## Start

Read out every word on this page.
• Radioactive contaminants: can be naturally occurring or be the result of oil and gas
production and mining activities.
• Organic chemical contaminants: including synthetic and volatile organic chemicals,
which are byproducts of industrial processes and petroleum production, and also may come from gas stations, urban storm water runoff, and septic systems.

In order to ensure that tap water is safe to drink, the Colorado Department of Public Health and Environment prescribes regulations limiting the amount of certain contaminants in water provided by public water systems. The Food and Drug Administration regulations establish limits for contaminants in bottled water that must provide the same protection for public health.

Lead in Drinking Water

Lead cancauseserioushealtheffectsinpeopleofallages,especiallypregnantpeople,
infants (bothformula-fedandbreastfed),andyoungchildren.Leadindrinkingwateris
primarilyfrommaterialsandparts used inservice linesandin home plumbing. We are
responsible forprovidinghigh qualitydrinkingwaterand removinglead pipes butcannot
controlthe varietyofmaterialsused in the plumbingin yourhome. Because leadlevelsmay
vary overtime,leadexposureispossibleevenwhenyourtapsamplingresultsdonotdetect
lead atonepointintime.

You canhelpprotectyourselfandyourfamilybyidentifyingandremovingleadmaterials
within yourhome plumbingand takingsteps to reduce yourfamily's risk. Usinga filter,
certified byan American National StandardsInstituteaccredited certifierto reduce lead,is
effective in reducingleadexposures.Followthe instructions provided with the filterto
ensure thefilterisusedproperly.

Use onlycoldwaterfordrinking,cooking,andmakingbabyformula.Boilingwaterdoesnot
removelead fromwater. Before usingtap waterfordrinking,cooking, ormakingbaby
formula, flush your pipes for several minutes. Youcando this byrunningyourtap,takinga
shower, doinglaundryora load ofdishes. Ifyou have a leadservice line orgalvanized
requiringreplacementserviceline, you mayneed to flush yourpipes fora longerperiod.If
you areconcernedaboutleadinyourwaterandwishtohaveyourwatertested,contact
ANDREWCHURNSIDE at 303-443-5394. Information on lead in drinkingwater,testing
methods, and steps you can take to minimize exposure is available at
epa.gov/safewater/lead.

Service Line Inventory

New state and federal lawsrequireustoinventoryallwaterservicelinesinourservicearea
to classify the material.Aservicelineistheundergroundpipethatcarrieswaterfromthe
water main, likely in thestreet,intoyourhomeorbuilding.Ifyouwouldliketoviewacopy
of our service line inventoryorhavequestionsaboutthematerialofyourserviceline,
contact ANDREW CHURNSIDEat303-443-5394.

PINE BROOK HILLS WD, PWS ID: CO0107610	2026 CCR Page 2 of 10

## End
## Start

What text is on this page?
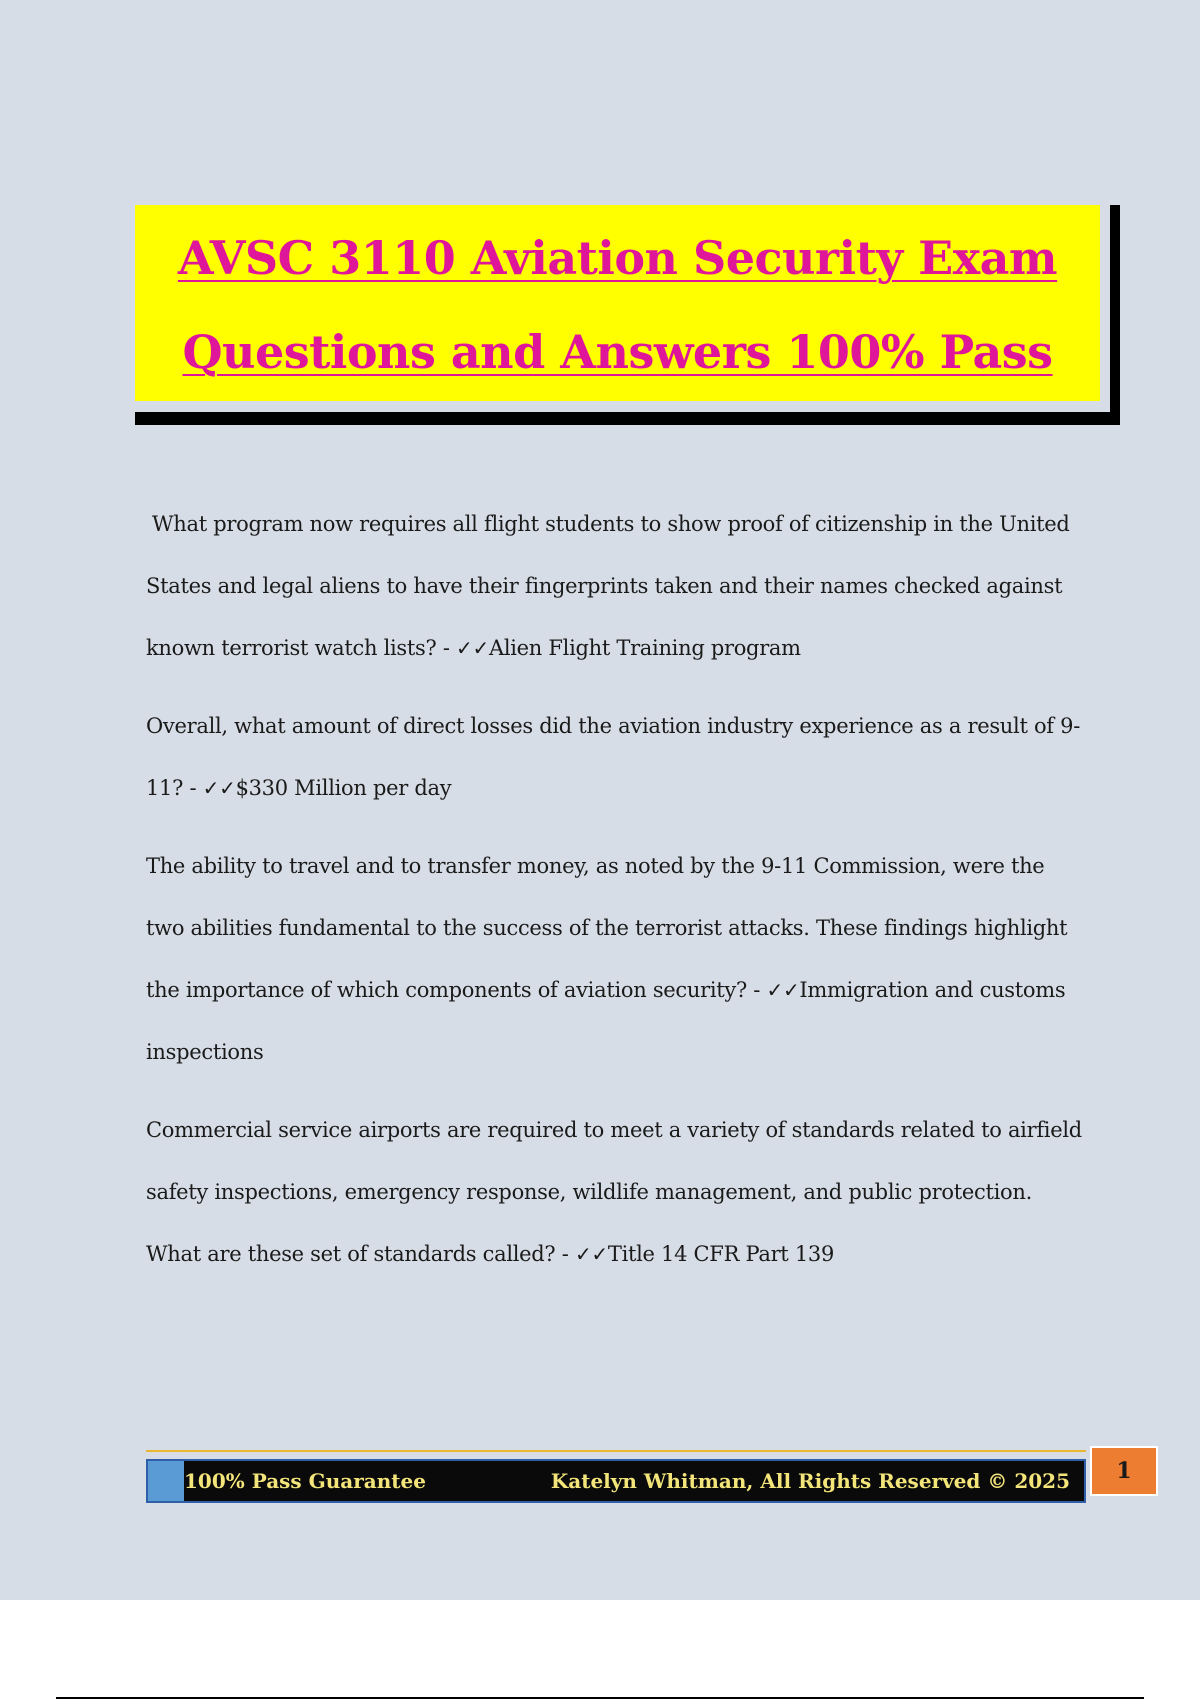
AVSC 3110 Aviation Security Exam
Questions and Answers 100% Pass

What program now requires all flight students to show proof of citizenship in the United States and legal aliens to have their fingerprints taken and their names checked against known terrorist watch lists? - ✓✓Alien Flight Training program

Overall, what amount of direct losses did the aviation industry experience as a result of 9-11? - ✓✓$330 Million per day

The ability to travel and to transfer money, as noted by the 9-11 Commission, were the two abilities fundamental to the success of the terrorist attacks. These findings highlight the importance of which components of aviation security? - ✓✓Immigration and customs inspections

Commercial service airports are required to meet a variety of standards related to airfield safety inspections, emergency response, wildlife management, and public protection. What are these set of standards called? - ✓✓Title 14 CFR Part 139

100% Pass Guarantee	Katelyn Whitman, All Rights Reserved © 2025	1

## End
## Start

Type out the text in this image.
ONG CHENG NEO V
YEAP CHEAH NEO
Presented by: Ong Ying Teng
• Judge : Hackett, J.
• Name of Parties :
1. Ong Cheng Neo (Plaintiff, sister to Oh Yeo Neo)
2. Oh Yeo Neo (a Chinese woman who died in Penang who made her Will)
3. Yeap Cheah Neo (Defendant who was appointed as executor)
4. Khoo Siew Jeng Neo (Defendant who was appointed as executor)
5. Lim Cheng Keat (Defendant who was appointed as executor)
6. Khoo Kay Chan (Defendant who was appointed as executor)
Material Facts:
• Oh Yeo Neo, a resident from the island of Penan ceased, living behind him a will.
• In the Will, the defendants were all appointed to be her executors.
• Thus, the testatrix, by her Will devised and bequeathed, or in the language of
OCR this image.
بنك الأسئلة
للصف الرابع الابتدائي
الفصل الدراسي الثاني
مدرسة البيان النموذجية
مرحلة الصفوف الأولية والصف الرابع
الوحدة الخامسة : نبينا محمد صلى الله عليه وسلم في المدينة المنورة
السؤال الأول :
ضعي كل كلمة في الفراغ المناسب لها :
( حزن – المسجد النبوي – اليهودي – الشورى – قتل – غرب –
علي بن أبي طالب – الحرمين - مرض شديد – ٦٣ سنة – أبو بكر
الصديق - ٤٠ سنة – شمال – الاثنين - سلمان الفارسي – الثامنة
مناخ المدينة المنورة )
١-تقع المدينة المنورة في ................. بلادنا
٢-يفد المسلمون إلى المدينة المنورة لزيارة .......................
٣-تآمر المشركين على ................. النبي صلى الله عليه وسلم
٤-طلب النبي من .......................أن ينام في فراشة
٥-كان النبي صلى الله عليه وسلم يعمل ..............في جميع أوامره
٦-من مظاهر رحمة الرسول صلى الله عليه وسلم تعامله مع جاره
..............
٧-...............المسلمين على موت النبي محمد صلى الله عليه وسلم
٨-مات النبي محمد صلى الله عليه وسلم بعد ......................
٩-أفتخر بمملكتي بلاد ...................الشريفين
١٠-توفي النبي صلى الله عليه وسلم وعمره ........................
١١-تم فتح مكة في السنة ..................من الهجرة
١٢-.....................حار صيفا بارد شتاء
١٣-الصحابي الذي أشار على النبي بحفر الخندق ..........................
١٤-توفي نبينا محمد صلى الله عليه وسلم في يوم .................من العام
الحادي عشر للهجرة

## End

* **TASK BRIEF**: For this exercise, gather every line of the data that contains the word "المنورة".

* **FULL RESPONSE**:
الوحدة الخامسة : نبينا محمد صلى الله عليه وسلم في المدينة المنورة
مناخ المدينة المنورة )
١-تقع المدينة المنورة في ................. بلادنا
٢-يفد المسلمون إلى المدينة المنورة لزيارة .......................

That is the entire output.